--- START Material for the task ---

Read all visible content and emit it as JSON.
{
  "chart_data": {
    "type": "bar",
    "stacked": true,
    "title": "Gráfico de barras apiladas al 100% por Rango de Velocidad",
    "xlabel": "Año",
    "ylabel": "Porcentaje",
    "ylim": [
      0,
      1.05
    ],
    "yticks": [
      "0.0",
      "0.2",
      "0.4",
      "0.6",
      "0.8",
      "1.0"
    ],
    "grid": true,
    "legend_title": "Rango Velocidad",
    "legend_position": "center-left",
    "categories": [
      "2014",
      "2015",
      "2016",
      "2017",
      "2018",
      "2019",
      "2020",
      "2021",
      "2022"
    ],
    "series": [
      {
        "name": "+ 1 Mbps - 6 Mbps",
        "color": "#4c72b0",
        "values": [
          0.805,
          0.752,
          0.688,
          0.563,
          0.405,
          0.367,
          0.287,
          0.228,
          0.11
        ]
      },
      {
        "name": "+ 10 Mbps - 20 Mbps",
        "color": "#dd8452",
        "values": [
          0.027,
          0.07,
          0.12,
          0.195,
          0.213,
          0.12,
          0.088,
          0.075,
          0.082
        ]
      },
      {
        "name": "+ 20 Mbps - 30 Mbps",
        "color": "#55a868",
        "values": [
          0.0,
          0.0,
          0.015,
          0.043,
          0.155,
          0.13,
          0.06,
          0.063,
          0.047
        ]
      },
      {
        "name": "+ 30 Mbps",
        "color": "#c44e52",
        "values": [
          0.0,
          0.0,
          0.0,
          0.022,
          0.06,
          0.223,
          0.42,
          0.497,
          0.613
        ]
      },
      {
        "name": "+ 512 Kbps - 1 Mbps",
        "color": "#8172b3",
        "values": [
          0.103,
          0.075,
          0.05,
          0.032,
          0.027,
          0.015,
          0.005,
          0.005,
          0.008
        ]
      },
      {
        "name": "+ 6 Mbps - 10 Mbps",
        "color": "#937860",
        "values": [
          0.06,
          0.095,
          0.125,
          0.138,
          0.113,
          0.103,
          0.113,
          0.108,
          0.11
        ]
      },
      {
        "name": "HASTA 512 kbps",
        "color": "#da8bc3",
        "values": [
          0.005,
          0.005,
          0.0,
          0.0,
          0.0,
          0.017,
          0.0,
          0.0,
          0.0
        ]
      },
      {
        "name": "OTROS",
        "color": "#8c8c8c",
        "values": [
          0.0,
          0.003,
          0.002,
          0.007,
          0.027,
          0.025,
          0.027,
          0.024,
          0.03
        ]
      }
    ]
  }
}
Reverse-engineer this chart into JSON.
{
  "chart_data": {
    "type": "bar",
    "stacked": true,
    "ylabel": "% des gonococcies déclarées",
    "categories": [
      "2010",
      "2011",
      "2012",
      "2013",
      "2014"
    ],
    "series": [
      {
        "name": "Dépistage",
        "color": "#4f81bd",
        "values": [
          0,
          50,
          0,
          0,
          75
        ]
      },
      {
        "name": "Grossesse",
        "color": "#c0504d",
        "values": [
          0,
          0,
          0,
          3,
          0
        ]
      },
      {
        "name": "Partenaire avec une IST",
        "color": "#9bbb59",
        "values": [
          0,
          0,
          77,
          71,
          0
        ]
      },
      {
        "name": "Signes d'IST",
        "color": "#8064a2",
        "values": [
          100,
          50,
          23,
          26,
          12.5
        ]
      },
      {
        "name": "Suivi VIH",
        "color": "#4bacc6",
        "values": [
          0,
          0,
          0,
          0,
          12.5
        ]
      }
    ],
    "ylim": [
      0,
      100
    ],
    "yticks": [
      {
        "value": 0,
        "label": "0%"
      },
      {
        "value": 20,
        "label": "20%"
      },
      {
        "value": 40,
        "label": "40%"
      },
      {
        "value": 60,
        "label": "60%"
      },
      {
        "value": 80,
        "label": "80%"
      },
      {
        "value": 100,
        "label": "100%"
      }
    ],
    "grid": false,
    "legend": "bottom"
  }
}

--- END Material for the task ---

▶ [Short exercise] Tally up how many lines in the preceding listing contain the word "Mbps". Give nothing but the number.

▶ [Solution to this exercise] 6